Go through the listing and pick out each line with the word "zijn" in it.
------------------------------------------------------------------------
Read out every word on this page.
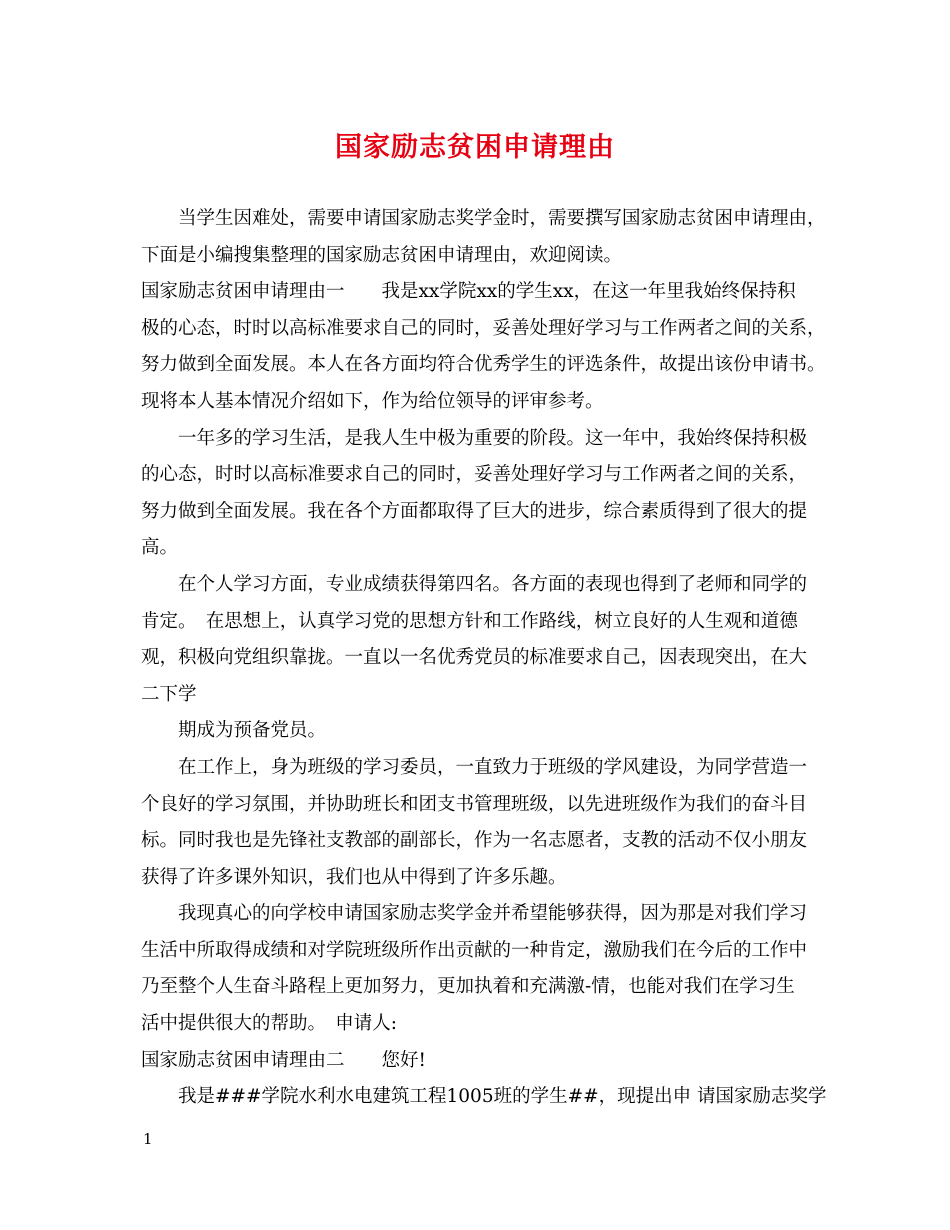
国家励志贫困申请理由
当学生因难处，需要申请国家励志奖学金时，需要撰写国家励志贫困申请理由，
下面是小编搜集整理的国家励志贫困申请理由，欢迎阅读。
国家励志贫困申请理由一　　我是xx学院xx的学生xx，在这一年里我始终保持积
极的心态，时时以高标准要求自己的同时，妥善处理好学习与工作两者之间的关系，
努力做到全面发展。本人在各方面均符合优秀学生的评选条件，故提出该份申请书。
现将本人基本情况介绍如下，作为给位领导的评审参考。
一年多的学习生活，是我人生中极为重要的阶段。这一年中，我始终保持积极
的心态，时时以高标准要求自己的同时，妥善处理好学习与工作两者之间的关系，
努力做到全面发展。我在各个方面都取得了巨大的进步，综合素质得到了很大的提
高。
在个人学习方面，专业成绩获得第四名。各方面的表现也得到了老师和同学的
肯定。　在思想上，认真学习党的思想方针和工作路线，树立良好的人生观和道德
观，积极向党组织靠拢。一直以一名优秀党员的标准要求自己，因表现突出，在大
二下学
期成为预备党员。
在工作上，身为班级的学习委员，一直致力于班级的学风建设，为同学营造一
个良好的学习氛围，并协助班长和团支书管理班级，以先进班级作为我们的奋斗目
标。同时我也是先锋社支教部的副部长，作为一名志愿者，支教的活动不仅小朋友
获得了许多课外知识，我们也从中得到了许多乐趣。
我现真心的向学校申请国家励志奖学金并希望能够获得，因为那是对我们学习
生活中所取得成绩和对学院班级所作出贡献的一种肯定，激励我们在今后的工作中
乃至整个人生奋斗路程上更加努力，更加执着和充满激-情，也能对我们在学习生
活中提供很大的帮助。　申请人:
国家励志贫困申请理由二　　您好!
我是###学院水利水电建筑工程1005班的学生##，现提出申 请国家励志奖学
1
------------------------------------------------------------------------
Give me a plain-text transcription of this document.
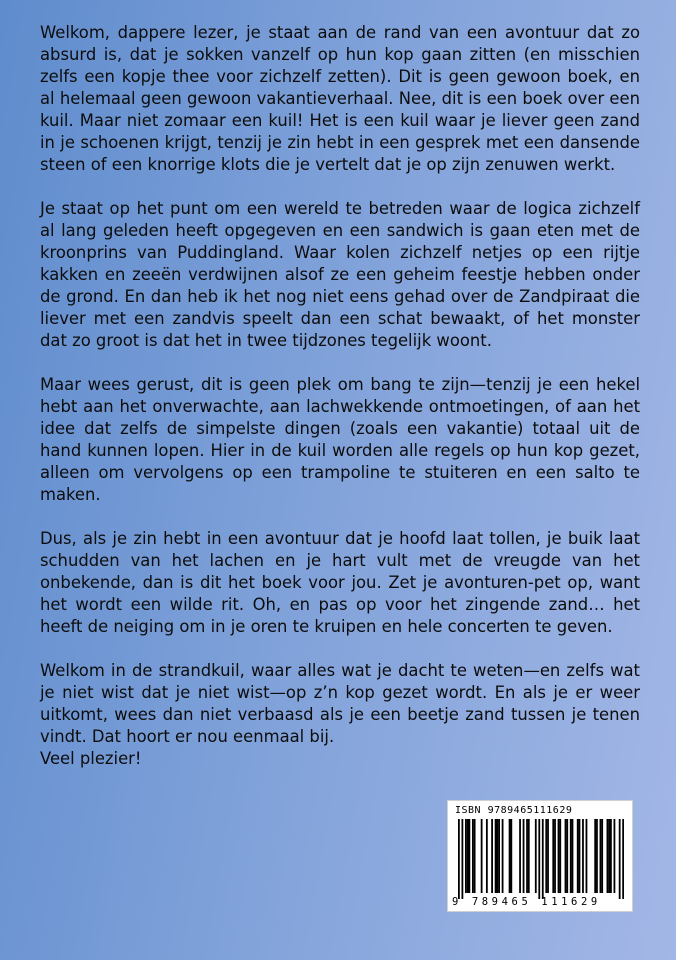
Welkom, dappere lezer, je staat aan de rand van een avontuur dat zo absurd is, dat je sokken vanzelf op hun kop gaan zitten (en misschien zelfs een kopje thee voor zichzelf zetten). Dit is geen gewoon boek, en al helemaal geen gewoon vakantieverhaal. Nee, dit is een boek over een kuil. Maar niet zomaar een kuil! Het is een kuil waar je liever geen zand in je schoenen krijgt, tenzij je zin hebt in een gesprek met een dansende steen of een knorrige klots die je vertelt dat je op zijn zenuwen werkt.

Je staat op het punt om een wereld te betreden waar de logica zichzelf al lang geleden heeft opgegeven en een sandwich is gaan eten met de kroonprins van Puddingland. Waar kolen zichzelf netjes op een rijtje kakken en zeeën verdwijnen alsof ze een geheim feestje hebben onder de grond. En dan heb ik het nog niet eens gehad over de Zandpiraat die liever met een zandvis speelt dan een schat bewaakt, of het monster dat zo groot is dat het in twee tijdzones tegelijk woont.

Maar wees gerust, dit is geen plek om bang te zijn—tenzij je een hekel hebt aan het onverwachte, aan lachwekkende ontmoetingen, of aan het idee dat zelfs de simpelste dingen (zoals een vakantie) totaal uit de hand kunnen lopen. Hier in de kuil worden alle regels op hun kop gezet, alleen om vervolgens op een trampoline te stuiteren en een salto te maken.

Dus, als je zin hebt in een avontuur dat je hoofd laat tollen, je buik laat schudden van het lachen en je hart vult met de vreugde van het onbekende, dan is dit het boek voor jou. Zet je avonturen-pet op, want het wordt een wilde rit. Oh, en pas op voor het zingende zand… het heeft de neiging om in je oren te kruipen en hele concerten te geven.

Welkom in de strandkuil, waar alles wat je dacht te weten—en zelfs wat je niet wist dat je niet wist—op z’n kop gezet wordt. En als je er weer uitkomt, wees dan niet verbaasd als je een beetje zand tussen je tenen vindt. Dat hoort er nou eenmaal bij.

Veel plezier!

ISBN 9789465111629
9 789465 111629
------------------------------------------------------------------------
§ **SOLUTION TO THE PROBLEM**
Welkom, dappere lezer, je staat aan de rand van een avontuur dat zo absurd is, dat je sokken vanzelf op hun kop gaan zitten (en misschien zelfs een kopje thee voor zichzelf zetten). Dit is geen gewoon boek, en al helemaal geen gewoon vakantieverhaal. Nee, dit is een boek over een kuil. Maar niet zomaar een kuil! Het is een kuil waar je liever geen zand in je schoenen krijgt, tenzij je zin hebt in een gesprek met een dansende steen of een knorrige klots die je vertelt dat je op zijn zenuwen werkt.
Maar wees gerust, dit is geen plek om bang te zijn—tenzij je een hekel hebt aan het onverwachte, aan lachwekkende ontmoetingen, of aan het idee dat zelfs de simpelste dingen (zoals een vakantie) totaal uit de hand kunnen lopen. Hier in de kuil worden alle regels op hun kop gezet, alleen om vervolgens op een trampoline te stuiteren en een salto te maken.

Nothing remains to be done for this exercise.